*WHAT IS ASKED:*
From the listing, collect all lines containing the word "this".

[Figure data in JSON]
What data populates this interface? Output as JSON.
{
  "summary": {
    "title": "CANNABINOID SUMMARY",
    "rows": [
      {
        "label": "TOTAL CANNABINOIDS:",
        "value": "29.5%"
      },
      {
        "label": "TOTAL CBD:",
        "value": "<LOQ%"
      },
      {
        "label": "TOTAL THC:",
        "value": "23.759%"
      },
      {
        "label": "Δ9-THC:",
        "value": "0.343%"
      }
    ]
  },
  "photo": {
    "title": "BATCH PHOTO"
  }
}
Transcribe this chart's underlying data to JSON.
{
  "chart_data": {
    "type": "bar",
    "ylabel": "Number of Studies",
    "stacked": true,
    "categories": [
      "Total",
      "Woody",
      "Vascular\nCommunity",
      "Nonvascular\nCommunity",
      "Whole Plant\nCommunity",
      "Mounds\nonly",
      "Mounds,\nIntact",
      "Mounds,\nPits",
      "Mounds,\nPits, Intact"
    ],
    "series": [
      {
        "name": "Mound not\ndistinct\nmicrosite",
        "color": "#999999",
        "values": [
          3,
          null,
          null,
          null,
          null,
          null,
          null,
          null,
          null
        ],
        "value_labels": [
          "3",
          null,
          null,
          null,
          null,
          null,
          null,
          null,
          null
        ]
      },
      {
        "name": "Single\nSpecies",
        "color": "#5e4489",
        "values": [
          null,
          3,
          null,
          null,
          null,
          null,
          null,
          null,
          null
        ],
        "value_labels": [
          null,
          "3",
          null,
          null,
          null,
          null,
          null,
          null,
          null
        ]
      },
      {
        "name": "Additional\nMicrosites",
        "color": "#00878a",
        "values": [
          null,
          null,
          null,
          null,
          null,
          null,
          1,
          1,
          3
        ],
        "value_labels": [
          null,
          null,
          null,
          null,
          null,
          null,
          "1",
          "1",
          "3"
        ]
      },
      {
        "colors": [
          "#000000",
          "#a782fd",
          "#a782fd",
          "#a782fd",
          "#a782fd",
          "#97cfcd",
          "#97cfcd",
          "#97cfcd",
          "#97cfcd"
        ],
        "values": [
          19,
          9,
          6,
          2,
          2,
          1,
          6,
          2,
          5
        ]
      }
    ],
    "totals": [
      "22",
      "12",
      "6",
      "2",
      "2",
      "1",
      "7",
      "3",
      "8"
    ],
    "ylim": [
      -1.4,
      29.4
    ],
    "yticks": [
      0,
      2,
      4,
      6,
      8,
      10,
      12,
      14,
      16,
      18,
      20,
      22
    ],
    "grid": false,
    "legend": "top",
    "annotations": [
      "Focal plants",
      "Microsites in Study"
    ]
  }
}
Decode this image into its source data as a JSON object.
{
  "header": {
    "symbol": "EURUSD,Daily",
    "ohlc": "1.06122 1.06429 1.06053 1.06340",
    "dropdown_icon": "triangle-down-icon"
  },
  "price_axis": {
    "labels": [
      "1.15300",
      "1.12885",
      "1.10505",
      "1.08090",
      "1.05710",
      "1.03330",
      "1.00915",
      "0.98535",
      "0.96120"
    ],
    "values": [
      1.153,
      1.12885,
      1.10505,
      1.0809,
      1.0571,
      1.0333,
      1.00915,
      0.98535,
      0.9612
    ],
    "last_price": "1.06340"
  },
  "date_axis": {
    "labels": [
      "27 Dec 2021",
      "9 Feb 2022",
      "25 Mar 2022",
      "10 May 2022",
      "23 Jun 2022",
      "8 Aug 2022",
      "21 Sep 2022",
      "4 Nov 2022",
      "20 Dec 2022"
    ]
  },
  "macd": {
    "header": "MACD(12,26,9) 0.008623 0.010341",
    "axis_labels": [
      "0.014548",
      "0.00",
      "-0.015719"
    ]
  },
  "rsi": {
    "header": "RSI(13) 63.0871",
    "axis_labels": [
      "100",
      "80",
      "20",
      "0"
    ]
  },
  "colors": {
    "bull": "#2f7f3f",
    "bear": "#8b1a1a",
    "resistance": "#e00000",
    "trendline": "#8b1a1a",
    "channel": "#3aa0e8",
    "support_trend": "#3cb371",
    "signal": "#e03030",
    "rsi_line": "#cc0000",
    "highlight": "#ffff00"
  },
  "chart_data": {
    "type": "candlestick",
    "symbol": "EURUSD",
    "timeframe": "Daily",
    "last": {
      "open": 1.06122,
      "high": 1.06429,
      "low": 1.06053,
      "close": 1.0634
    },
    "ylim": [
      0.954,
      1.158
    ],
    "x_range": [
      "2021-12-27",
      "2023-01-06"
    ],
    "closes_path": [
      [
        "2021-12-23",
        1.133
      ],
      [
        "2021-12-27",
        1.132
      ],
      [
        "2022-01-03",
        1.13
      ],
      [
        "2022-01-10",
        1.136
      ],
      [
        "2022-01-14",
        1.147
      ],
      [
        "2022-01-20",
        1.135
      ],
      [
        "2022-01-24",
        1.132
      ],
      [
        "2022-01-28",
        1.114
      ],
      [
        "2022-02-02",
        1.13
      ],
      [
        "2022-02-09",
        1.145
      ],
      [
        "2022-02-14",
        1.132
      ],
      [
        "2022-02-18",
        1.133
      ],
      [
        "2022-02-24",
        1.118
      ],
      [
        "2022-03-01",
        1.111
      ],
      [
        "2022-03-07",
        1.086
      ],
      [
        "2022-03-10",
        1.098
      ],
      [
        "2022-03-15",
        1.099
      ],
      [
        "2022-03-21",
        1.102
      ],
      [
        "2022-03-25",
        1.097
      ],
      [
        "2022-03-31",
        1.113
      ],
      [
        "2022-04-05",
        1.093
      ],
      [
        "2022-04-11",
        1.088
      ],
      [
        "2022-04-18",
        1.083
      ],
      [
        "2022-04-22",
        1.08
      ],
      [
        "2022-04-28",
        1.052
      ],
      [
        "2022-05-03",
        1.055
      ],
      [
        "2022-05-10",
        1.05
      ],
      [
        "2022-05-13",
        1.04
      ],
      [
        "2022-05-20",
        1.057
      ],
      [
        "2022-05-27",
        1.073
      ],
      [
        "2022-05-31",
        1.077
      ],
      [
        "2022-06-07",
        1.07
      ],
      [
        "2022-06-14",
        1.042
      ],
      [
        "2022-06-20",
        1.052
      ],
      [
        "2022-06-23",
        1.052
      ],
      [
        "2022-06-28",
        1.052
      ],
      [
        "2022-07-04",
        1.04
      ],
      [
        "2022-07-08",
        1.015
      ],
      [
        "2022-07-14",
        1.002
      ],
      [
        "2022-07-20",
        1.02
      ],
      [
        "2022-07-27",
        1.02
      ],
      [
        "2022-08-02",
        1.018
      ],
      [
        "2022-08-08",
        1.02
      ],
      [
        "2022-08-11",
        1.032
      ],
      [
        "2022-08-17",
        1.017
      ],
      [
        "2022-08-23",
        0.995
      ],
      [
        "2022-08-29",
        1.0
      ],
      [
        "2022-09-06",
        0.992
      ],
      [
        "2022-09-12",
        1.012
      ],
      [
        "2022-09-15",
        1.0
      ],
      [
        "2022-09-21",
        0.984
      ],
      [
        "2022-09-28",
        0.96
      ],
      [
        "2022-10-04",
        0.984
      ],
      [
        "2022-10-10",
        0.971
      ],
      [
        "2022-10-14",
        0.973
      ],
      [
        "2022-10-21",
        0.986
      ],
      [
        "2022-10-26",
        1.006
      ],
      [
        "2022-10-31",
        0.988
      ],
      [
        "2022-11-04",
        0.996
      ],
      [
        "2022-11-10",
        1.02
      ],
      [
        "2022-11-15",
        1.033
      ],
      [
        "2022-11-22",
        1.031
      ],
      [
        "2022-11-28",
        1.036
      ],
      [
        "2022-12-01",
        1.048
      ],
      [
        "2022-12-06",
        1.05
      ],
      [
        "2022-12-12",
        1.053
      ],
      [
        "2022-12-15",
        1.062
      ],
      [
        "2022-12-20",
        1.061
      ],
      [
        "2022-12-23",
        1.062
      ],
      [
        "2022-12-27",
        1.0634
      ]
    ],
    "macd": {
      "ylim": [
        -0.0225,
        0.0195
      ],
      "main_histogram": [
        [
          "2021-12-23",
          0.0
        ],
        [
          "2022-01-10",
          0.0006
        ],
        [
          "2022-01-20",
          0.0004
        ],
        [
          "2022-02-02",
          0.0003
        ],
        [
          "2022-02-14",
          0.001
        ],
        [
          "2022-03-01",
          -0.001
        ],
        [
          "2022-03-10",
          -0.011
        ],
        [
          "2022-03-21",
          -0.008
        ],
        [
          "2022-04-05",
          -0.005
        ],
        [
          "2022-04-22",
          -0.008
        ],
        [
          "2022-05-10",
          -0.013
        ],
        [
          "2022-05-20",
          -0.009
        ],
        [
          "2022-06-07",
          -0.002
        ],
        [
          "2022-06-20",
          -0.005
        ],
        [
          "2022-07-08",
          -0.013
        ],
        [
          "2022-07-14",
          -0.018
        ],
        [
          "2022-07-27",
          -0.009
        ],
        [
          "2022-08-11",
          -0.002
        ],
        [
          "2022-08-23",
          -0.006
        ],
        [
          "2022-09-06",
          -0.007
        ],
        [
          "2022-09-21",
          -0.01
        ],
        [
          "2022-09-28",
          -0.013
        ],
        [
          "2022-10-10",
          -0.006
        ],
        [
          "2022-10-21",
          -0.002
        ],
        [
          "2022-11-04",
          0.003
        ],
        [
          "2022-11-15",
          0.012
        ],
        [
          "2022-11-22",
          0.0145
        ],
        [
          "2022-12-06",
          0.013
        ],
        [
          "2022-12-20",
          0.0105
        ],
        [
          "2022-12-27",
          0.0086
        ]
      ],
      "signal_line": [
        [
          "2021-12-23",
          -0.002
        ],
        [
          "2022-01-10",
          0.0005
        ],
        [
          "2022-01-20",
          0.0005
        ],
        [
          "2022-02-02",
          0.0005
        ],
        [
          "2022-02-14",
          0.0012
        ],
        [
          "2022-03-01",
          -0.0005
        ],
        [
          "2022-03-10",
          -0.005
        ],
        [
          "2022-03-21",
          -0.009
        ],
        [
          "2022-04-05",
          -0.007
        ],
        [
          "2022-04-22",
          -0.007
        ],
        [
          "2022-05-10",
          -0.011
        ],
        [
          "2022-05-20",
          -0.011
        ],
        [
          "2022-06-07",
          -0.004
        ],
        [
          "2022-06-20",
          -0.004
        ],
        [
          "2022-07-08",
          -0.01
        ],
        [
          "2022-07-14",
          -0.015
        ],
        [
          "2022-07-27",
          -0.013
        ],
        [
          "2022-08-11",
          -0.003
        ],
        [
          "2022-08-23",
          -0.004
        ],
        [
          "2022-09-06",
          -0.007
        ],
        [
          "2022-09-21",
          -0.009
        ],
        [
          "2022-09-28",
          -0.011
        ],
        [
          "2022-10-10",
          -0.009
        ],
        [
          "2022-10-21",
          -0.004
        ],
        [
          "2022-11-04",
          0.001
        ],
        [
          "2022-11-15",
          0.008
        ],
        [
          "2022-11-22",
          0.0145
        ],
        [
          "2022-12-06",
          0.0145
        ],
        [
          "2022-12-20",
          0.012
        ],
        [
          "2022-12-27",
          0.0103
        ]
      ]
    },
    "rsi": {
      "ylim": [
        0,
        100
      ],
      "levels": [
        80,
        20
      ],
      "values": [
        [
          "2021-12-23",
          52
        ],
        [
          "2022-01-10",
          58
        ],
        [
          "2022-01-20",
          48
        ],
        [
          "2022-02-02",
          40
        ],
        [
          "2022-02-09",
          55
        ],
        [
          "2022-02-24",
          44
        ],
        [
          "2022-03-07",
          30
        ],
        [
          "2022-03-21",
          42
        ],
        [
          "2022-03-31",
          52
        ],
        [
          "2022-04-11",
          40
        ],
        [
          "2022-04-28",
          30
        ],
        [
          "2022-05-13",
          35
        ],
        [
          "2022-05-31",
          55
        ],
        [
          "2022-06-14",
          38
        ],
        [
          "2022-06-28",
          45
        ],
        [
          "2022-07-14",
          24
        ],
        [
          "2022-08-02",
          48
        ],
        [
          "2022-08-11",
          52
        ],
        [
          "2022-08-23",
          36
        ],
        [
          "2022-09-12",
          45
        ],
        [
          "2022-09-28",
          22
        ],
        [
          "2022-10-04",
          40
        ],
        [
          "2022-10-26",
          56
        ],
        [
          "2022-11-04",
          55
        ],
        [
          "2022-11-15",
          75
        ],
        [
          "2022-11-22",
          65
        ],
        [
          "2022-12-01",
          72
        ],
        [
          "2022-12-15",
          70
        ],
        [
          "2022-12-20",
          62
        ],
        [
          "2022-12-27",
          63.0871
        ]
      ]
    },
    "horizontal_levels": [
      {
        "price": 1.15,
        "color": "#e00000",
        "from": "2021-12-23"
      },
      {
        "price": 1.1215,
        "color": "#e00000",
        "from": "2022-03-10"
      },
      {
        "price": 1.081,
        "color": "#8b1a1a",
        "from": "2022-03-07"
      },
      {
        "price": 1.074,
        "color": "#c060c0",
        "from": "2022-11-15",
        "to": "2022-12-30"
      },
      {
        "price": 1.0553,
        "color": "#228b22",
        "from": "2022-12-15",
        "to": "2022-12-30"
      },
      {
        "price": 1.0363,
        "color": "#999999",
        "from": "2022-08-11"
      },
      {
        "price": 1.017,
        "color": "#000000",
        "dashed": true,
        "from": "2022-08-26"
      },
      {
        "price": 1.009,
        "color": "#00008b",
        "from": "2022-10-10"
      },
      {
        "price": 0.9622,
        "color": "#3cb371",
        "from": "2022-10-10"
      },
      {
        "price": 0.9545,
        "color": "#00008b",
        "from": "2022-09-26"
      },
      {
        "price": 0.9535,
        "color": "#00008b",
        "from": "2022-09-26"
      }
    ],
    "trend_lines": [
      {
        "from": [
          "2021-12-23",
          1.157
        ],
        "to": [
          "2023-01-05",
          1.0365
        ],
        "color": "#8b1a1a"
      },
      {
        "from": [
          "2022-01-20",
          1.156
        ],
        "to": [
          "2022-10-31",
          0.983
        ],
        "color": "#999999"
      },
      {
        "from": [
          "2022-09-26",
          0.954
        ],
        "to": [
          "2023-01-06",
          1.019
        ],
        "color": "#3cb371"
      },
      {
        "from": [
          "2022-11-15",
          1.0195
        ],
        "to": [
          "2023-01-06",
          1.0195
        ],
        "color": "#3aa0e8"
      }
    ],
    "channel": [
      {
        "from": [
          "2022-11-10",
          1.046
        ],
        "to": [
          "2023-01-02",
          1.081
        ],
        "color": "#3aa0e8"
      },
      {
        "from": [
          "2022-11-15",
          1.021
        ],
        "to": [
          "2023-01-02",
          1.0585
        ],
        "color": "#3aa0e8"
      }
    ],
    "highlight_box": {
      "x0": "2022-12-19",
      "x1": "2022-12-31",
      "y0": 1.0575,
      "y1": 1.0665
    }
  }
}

*ANSWER BELOW:*
What data populates this interface? Output as JSON.
Transcribe this chart's underlying data to JSON.
Decode this image into its source data as a JSON object.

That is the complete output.